[Begin Data section]
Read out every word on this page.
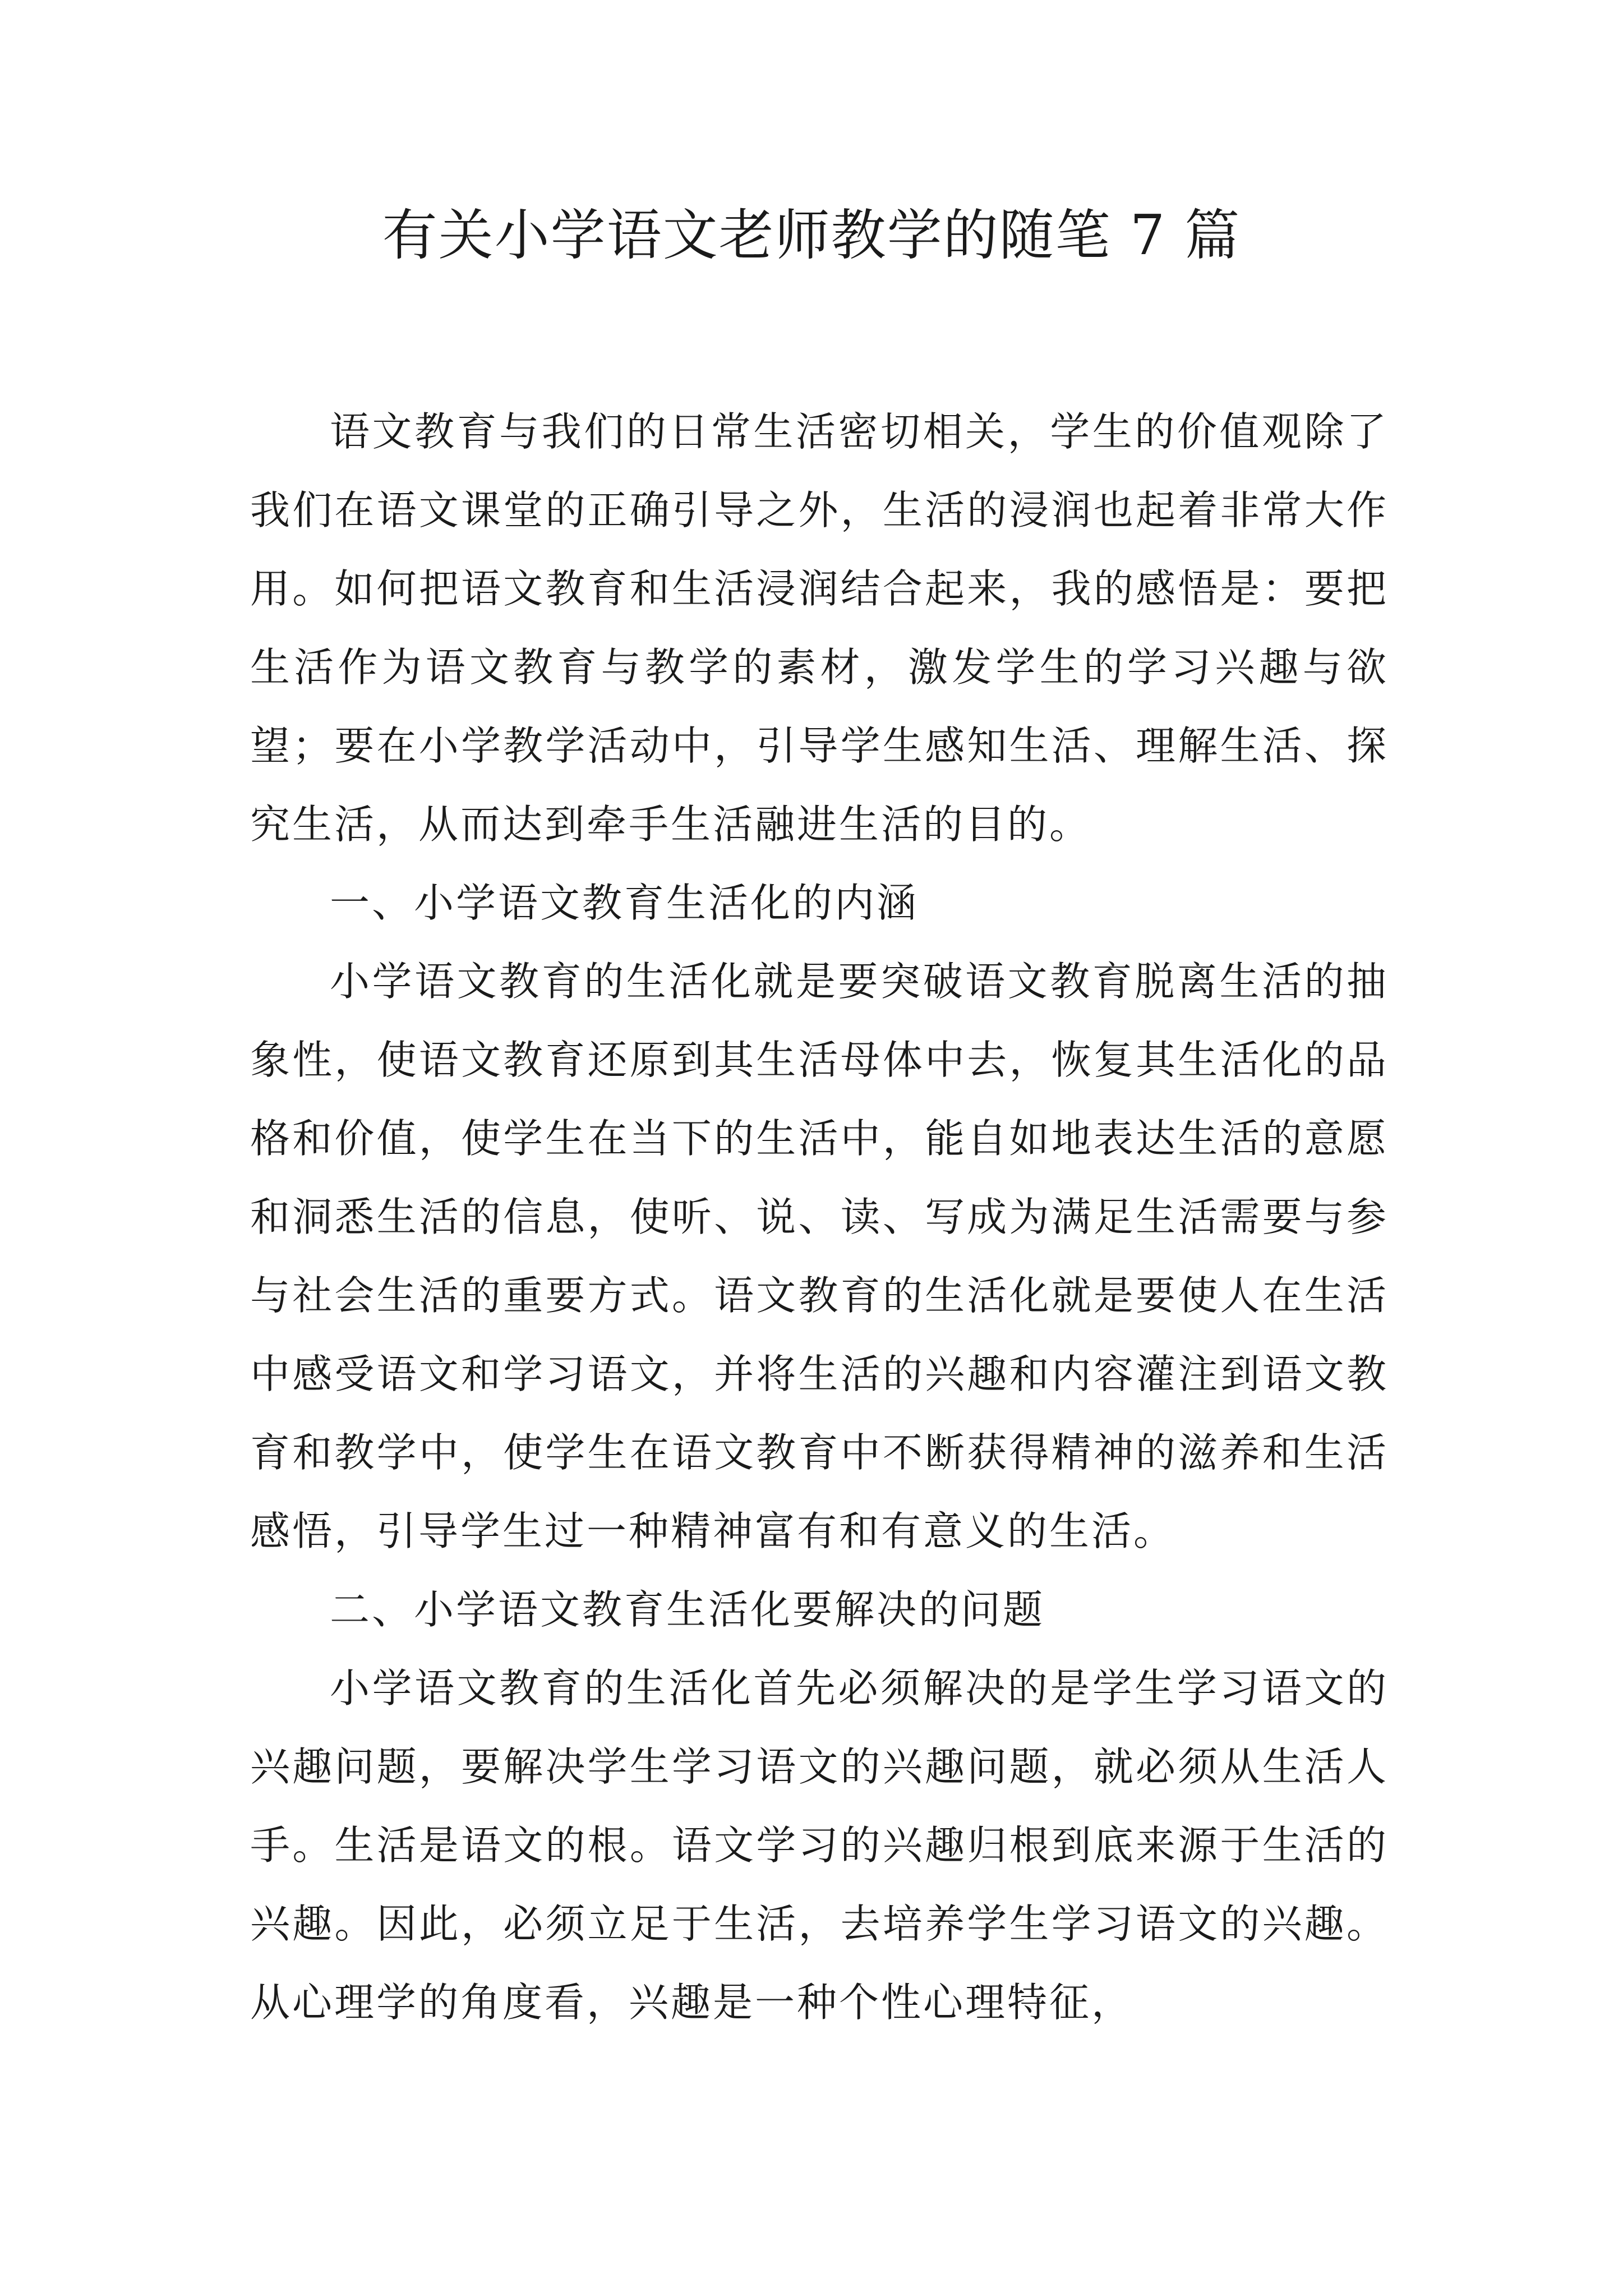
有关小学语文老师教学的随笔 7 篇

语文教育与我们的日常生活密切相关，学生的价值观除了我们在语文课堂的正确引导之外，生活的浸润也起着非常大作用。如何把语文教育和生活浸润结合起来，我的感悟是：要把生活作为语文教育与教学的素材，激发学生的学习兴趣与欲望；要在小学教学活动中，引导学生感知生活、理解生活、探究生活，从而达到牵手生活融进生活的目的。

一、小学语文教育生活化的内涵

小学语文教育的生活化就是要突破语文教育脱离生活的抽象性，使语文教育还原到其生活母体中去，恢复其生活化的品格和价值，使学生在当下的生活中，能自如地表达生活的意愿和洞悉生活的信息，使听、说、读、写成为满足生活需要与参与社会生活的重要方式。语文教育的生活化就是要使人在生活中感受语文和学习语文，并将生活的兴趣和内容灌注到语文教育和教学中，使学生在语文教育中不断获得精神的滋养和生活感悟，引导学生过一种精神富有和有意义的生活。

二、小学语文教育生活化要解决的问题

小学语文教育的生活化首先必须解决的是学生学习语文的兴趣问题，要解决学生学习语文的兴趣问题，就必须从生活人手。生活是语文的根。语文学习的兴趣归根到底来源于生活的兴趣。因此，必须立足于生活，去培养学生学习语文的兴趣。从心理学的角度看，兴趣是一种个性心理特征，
[End Data section]
[Begin Data section]
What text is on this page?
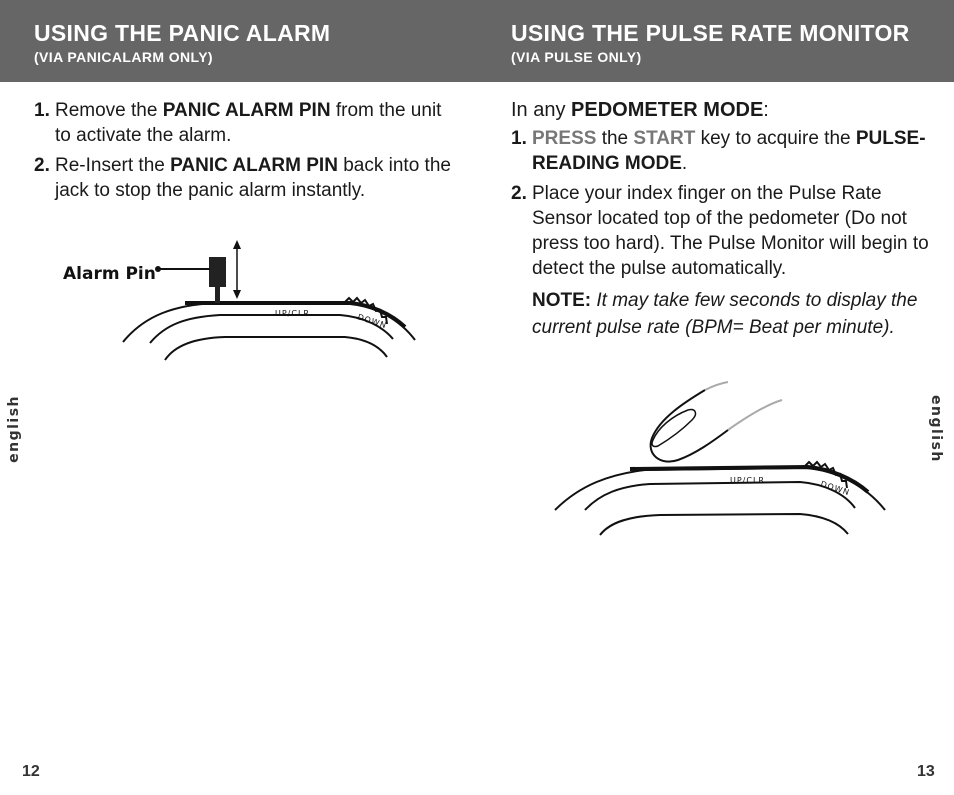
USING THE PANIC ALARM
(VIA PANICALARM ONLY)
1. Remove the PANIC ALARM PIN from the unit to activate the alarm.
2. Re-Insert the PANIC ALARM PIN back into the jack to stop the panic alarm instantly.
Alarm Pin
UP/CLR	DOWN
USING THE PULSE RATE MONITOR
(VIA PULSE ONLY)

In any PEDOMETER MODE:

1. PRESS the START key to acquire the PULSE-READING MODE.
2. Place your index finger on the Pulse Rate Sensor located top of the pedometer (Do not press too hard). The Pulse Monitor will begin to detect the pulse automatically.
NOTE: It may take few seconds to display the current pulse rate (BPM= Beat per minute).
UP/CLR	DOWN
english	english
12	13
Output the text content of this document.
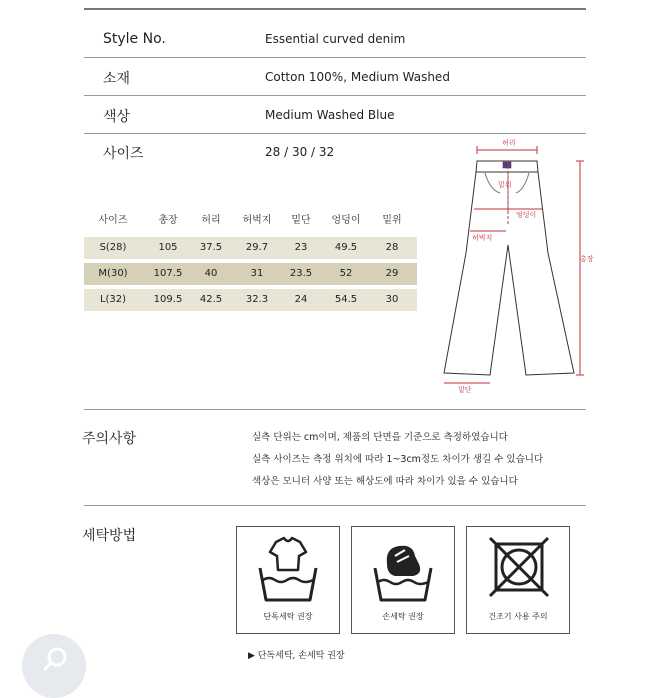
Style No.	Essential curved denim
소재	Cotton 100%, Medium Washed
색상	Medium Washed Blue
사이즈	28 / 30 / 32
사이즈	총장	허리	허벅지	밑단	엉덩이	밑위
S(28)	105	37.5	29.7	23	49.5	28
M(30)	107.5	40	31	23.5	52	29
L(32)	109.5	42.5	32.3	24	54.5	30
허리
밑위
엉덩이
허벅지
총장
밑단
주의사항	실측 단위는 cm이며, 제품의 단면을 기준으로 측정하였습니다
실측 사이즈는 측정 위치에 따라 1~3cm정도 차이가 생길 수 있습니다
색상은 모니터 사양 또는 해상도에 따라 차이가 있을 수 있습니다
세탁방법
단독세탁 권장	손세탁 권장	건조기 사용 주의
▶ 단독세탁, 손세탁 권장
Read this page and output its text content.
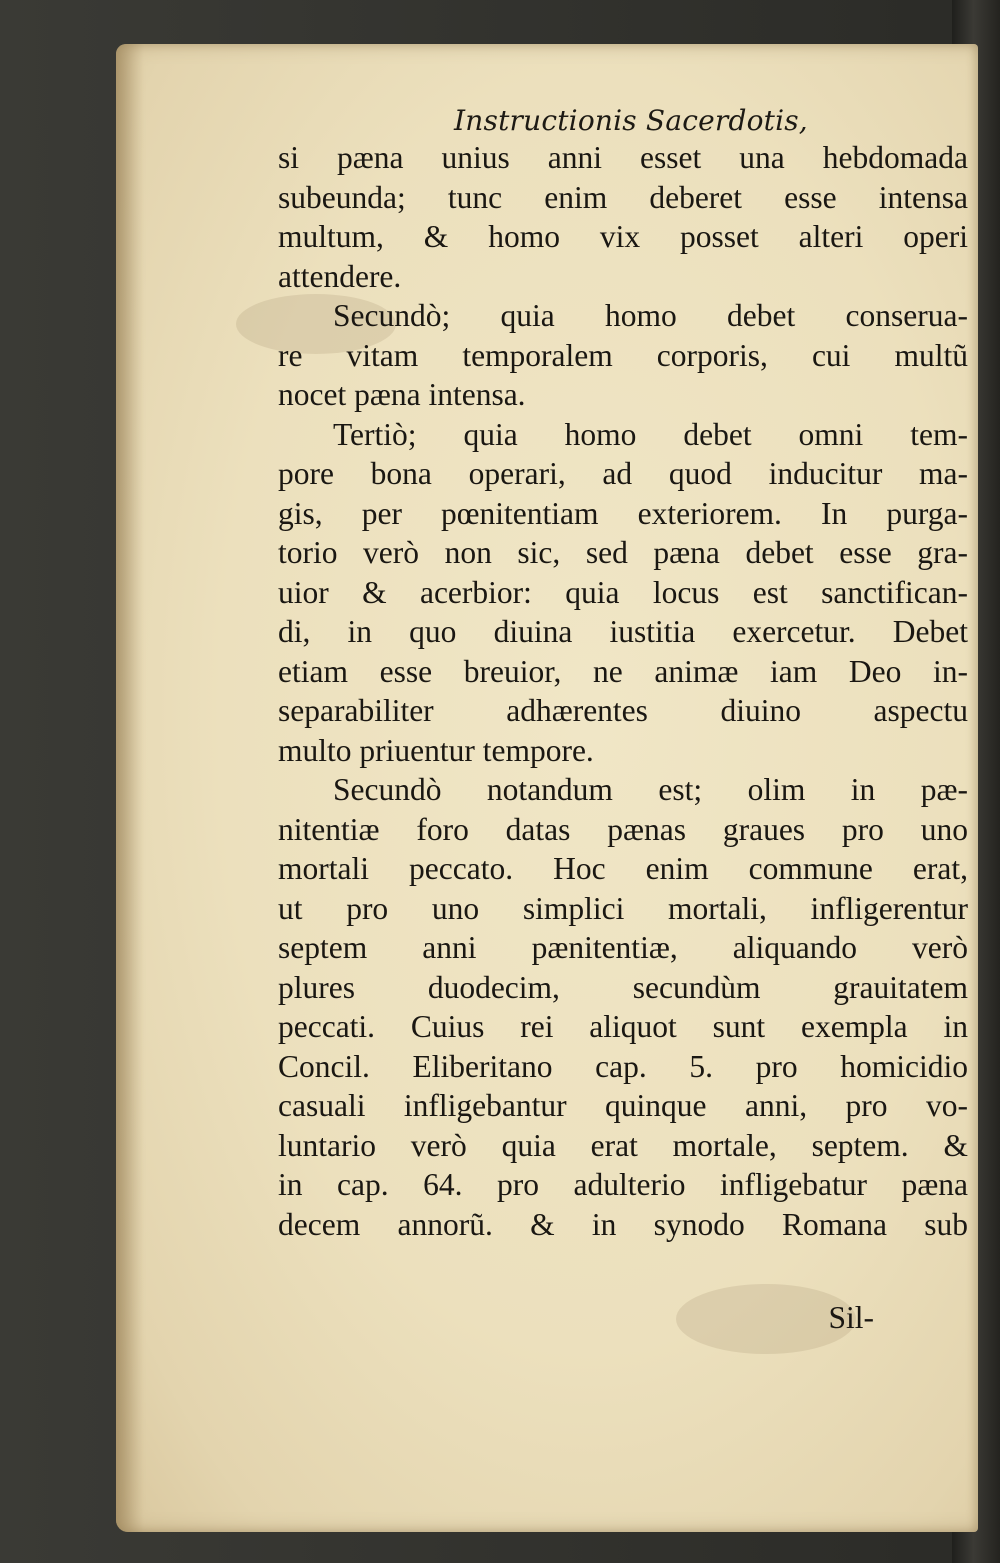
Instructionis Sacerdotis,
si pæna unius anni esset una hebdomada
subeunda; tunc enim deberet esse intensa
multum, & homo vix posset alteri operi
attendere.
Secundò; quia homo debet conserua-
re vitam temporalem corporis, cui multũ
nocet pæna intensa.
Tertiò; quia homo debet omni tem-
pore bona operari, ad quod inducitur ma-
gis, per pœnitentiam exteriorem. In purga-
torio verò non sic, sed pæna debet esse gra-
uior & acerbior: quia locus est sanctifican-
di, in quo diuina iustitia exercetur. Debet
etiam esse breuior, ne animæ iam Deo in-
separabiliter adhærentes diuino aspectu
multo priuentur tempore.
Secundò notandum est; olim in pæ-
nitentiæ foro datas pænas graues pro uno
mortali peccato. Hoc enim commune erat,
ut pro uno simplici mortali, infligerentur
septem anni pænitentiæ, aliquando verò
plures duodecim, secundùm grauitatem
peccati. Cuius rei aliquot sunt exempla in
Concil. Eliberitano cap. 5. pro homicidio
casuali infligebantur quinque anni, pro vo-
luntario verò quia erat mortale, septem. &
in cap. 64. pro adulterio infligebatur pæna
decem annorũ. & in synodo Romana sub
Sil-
[End Data section]
[Begin Data section]
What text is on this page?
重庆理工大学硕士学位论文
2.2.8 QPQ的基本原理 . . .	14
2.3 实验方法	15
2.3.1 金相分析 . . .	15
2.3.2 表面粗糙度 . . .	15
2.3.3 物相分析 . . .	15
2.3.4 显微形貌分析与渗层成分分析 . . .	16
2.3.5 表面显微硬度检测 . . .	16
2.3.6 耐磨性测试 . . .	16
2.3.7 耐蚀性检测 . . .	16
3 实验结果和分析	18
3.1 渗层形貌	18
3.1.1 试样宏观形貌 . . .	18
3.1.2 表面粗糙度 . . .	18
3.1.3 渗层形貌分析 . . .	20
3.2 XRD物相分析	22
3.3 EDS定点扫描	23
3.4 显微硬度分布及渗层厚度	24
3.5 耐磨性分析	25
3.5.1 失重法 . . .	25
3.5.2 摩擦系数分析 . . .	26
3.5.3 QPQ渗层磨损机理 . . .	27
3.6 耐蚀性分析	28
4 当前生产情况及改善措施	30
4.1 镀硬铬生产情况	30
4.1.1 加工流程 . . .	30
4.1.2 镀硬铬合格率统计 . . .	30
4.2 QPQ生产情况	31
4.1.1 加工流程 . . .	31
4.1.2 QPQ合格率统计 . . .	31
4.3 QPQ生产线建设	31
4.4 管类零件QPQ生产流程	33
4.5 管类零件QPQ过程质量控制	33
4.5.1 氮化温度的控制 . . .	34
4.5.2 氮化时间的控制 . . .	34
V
[End Data section]
Exercise: Pick out each line in the material containing "septem".

Correct result:
septem anni pænitentiæ, aliquando verò
luntario verò quia erat mortale, septem. &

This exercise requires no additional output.